=== EXERCISE BRIEF ===
Reproduce every entry in the listing without alteration.

(Data records)
————

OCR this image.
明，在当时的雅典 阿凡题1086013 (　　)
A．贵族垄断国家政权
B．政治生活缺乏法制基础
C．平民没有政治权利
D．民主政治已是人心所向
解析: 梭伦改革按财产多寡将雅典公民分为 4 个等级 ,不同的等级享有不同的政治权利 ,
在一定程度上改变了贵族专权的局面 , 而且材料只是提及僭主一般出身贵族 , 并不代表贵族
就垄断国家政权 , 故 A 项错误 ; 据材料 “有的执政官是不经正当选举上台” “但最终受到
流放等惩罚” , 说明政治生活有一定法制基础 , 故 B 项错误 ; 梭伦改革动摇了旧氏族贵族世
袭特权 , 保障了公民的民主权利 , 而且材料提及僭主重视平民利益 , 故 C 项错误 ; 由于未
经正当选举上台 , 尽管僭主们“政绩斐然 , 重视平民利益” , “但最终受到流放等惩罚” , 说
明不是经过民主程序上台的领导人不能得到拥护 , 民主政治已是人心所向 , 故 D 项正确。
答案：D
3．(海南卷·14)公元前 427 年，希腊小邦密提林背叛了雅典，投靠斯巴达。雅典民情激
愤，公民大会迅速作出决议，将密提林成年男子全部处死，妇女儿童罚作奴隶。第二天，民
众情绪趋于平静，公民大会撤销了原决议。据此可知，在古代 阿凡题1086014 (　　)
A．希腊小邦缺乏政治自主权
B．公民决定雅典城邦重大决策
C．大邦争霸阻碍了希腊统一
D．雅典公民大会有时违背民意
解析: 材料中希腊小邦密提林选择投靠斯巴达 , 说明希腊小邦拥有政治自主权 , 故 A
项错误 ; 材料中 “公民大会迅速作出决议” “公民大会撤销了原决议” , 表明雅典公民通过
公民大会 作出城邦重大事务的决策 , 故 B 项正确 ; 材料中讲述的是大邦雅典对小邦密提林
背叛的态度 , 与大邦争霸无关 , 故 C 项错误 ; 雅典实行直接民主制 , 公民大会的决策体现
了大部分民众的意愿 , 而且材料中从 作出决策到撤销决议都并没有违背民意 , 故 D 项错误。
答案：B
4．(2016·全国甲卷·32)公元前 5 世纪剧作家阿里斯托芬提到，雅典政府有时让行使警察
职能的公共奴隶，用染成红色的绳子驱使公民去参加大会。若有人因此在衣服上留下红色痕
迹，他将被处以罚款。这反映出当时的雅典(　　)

————

=== COMPLETED EXERCISE ===
OCR this image.
明，在当时的雅典 阿凡题1086013 (　　)
A．贵族垄断国家政权
B．政治生活缺乏法制基础
C．平民没有政治权利
D．民主政治已是人心所向
解析: 梭伦改革按财产多寡将雅典公民分为 4 个等级 ,不同的等级享有不同的政治权利 ,
在一定程度上改变了贵族专权的局面 , 而且材料只是提及僭主一般出身贵族 , 并不代表贵族
就垄断国家政权 , 故 A 项错误 ; 据材料 “有的执政官是不经正当选举上台” “但最终受到
流放等惩罚” , 说明政治生活有一定法制基础 , 故 B 项错误 ; 梭伦改革动摇了旧氏族贵族世
袭特权 , 保障了公民的民主权利 , 而且材料提及僭主重视平民利益 , 故 C 项错误 ; 由于未
经正当选举上台 , 尽管僭主们“政绩斐然 , 重视平民利益” , “但最终受到流放等惩罚” , 说
明不是经过民主程序上台的领导人不能得到拥护 , 民主政治已是人心所向 , 故 D 项正确。
答案：D
3．(海南卷·14)公元前 427 年，希腊小邦密提林背叛了雅典，投靠斯巴达。雅典民情激
愤，公民大会迅速作出决议，将密提林成年男子全部处死，妇女儿童罚作奴隶。第二天，民
众情绪趋于平静，公民大会撤销了原决议。据此可知，在古代 阿凡题1086014 (　　)
A．希腊小邦缺乏政治自主权
B．公民决定雅典城邦重大决策
C．大邦争霸阻碍了希腊统一
D．雅典公民大会有时违背民意
解析: 材料中希腊小邦密提林选择投靠斯巴达 , 说明希腊小邦拥有政治自主权 , 故 A
项错误 ; 材料中 “公民大会迅速作出决议” “公民大会撤销了原决议” , 表明雅典公民通过
公民大会 作出城邦重大事务的决策 , 故 B 项正确 ; 材料中讲述的是大邦雅典对小邦密提林
背叛的态度 , 与大邦争霸无关 , 故 C 项错误 ; 雅典实行直接民主制 , 公民大会的决策体现
了大部分民众的意愿 , 而且材料中从 作出决策到撤销决议都并没有违背民意 , 故 D 项错误。
答案：B
4．(2016·全国甲卷·32)公元前 5 世纪剧作家阿里斯托芬提到，雅典政府有时让行使警察
职能的公共奴隶，用染成红色的绳子驱使公民去参加大会。若有人因此在衣服上留下红色痕
迹，他将被处以罚款。这反映出当时的雅典(　　)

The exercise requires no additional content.